Set problem
Reproduce each of the rows below word for word, with no changes.

Data for the task
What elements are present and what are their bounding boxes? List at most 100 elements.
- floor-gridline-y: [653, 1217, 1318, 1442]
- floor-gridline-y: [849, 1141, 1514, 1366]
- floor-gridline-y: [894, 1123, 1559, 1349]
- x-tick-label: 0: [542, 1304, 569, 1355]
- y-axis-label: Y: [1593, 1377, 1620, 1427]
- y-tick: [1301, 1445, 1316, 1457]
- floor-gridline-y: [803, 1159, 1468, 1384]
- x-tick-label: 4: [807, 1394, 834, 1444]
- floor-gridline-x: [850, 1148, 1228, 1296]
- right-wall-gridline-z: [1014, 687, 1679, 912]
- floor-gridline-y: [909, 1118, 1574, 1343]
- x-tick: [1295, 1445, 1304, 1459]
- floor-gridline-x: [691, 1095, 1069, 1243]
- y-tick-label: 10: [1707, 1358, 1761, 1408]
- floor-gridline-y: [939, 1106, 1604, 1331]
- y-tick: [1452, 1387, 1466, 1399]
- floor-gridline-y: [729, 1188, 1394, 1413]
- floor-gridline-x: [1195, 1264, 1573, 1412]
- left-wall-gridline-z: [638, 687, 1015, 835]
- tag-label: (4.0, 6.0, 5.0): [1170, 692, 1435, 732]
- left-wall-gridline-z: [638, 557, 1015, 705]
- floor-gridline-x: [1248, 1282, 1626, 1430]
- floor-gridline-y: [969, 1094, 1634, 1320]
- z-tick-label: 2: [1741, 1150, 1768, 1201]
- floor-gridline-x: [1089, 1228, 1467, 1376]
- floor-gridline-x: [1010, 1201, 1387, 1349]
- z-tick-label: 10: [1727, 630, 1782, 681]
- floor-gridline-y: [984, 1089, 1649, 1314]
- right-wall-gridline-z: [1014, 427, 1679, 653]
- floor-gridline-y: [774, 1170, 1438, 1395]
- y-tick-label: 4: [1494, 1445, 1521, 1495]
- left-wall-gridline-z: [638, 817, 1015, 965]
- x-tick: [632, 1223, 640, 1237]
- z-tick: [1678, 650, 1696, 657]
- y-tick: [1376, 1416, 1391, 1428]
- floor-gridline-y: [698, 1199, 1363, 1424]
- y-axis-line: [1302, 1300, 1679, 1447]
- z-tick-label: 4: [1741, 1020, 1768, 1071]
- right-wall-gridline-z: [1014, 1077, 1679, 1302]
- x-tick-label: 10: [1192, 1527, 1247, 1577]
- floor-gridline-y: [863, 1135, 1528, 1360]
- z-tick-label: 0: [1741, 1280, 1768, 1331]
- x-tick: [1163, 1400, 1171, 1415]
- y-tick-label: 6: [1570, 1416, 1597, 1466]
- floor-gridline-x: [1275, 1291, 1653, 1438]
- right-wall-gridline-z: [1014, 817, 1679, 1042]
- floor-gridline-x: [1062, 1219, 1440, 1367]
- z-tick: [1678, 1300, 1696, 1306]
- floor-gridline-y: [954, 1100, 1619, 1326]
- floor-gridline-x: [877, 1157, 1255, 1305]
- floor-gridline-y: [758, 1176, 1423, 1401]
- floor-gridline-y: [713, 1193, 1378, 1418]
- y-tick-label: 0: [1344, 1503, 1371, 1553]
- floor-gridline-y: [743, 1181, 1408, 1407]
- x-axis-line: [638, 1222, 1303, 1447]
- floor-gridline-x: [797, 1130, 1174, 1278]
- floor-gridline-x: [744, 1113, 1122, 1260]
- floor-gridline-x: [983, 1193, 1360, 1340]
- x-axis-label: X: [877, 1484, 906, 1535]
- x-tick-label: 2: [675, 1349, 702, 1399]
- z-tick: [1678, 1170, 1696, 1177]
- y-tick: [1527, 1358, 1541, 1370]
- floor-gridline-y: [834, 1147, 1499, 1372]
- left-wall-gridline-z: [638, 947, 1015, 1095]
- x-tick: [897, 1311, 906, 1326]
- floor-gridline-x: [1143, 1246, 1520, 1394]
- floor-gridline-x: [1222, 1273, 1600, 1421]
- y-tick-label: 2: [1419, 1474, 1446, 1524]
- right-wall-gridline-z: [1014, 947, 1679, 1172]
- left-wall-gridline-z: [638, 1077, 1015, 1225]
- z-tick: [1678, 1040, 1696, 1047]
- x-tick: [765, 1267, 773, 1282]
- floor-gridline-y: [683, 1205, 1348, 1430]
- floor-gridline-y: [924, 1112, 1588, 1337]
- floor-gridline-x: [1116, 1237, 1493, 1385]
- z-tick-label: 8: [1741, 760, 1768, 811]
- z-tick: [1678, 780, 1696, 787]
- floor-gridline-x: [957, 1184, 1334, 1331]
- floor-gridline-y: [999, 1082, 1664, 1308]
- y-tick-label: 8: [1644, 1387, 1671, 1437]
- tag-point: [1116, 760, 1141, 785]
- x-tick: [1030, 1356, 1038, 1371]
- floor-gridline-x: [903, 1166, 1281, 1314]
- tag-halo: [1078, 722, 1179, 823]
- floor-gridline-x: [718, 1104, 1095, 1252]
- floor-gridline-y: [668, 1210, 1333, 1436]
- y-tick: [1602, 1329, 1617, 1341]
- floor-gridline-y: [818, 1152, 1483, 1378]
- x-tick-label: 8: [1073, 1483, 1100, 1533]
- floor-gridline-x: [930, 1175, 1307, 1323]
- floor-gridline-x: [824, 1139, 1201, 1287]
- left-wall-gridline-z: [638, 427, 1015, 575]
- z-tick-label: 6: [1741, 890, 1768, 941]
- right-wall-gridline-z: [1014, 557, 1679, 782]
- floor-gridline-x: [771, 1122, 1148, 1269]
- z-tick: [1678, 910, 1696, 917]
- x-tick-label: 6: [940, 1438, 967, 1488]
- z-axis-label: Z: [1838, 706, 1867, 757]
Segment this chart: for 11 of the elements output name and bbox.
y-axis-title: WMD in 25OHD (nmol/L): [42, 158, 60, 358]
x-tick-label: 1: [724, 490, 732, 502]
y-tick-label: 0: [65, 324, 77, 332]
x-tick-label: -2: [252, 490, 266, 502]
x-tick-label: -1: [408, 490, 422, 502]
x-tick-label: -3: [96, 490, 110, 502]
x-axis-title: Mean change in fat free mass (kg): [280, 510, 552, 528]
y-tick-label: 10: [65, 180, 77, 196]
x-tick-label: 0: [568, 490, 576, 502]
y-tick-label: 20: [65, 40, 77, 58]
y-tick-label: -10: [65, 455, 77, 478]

Response below
What elements are present and what are their bounding boxes? List at most 100 elements.
- floor-gridline-y: [653, 1217, 1318, 1442]
- floor-gridline-y: [849, 1141, 1514, 1366]
- floor-gridline-y: [894, 1123, 1559, 1349]
- x-tick-label: 0: [542, 1304, 569, 1355]
- y-axis-label: Y: [1593, 1377, 1620, 1427]
- y-tick: [1301, 1445, 1316, 1457]
- floor-gridline-y: [803, 1159, 1468, 1384]
- x-tick-label: 4: [807, 1394, 834, 1444]
- floor-gridline-x: [850, 1148, 1228, 1296]
- right-wall-gridline-z: [1014, 687, 1679, 912]
- floor-gridline-y: [909, 1118, 1574, 1343]
- x-tick: [1295, 1445, 1304, 1459]
- floor-gridline-x: [691, 1095, 1069, 1243]
- y-tick-label: 10: [1707, 1358, 1761, 1408]
- floor-gridline-y: [939, 1106, 1604, 1331]
- y-tick: [1452, 1387, 1466, 1399]
- floor-gridline-y: [729, 1188, 1394, 1413]
- floor-gridline-x: [1195, 1264, 1573, 1412]
- left-wall-gridline-z: [638, 687, 1015, 835]
- tag-label: (4.0, 6.0, 5.0): [1170, 692, 1435, 732]
- left-wall-gridline-z: [638, 557, 1015, 705]
- floor-gridline-x: [1248, 1282, 1626, 1430]
- floor-gridline-y: [969, 1094, 1634, 1320]
- z-tick-label: 2: [1741, 1150, 1768, 1201]
- floor-gridline-x: [1089, 1228, 1467, 1376]
- floor-gridline-x: [1010, 1201, 1387, 1349]
- z-tick-label: 10: [1727, 630, 1782, 681]
- floor-gridline-y: [984, 1089, 1649, 1314]
- right-wall-gridline-z: [1014, 427, 1679, 653]
- floor-gridline-y: [774, 1170, 1438, 1395]
- y-tick-label: 4: [1494, 1445, 1521, 1495]
- left-wall-gridline-z: [638, 817, 1015, 965]
- x-tick: [632, 1223, 640, 1237]
- z-tick: [1678, 650, 1696, 657]
- y-tick: [1376, 1416, 1391, 1428]
- floor-gridline-y: [698, 1199, 1363, 1424]
- y-axis-line: [1302, 1300, 1679, 1447]
- z-tick-label: 4: [1741, 1020, 1768, 1071]
- right-wall-gridline-z: [1014, 1077, 1679, 1302]
- x-tick-label: 10: [1192, 1527, 1247, 1577]
- floor-gridline-y: [863, 1135, 1528, 1360]
- z-tick-label: 0: [1741, 1280, 1768, 1331]
- x-tick: [1163, 1400, 1171, 1415]
- y-tick-label: 6: [1570, 1416, 1597, 1466]
- floor-gridline-x: [1275, 1291, 1653, 1438]
- right-wall-gridline-z: [1014, 817, 1679, 1042]
- floor-gridline-x: [1062, 1219, 1440, 1367]
- z-tick: [1678, 1300, 1696, 1306]
- floor-gridline-y: [954, 1100, 1619, 1326]
- floor-gridline-x: [877, 1157, 1255, 1305]
- floor-gridline-y: [758, 1176, 1423, 1401]
- floor-gridline-y: [713, 1193, 1378, 1418]
- y-tick-label: 0: [1344, 1503, 1371, 1553]
- floor-gridline-y: [743, 1181, 1408, 1407]
- x-axis-line: [638, 1222, 1303, 1447]
- floor-gridline-x: [797, 1130, 1174, 1278]
- floor-gridline-x: [744, 1113, 1122, 1260]
- floor-gridline-x: [983, 1193, 1360, 1340]
- x-axis-label: X: [877, 1484, 906, 1535]
- x-tick-label: 2: [675, 1349, 702, 1399]
- z-tick: [1678, 1170, 1696, 1177]
- y-tick: [1527, 1358, 1541, 1370]
- floor-gridline-y: [834, 1147, 1499, 1372]
- left-wall-gridline-z: [638, 947, 1015, 1095]
- x-tick: [897, 1311, 906, 1326]
- floor-gridline-x: [1143, 1246, 1520, 1394]
- floor-gridline-x: [1222, 1273, 1600, 1421]
- y-tick-label: 2: [1419, 1474, 1446, 1524]
- right-wall-gridline-z: [1014, 947, 1679, 1172]
- left-wall-gridline-z: [638, 1077, 1015, 1225]
- z-tick: [1678, 1040, 1696, 1047]
- x-tick: [765, 1267, 773, 1282]
- floor-gridline-y: [683, 1205, 1348, 1430]
- floor-gridline-y: [924, 1112, 1588, 1337]
- floor-gridline-x: [1116, 1237, 1493, 1385]
- z-tick-label: 8: [1741, 760, 1768, 811]
- z-tick: [1678, 780, 1696, 787]
- floor-gridline-x: [957, 1184, 1334, 1331]
- floor-gridline-y: [999, 1082, 1664, 1308]
- y-tick-label: 8: [1644, 1387, 1671, 1437]
- tag-point: [1116, 760, 1141, 785]
- x-tick: [1030, 1356, 1038, 1371]
- floor-gridline-x: [903, 1166, 1281, 1314]
- tag-halo: [1078, 722, 1179, 823]
- floor-gridline-x: [718, 1104, 1095, 1252]
- floor-gridline-y: [668, 1210, 1333, 1436]
- y-tick: [1602, 1329, 1617, 1341]
- floor-gridline-y: [818, 1152, 1483, 1378]
- x-tick-label: 8: [1073, 1483, 1100, 1533]
- floor-gridline-x: [930, 1175, 1307, 1323]
- floor-gridline-x: [824, 1139, 1201, 1287]
- left-wall-gridline-z: [638, 427, 1015, 575]
- z-tick-label: 6: [1741, 890, 1768, 941]
- right-wall-gridline-z: [1014, 557, 1679, 782]
- floor-gridline-x: [771, 1122, 1148, 1269]
- z-tick: [1678, 910, 1696, 917]
- x-tick-label: 6: [940, 1438, 967, 1488]
- z-axis-label: Z: [1838, 706, 1867, 757]
Segment this chart: for 11 of the elements output name and bbox.
y-axis-title: WMD in 25OHD (nmol/L): [42, 158, 60, 358]
x-tick-label: 1: [724, 490, 732, 502]
y-tick-label: 0: [65, 324, 77, 332]
x-tick-label: -2: [252, 490, 266, 502]
x-tick-label: -1: [408, 490, 422, 502]
x-tick-label: -3: [96, 490, 110, 502]
x-axis-title: Mean change in fat free mass (kg): [280, 510, 552, 528]
y-tick-label: 10: [65, 180, 77, 196]
x-tick-label: 0: [568, 490, 576, 502]
y-tick-label: 20: [65, 40, 77, 58]
y-tick-label: -10: [65, 455, 77, 478]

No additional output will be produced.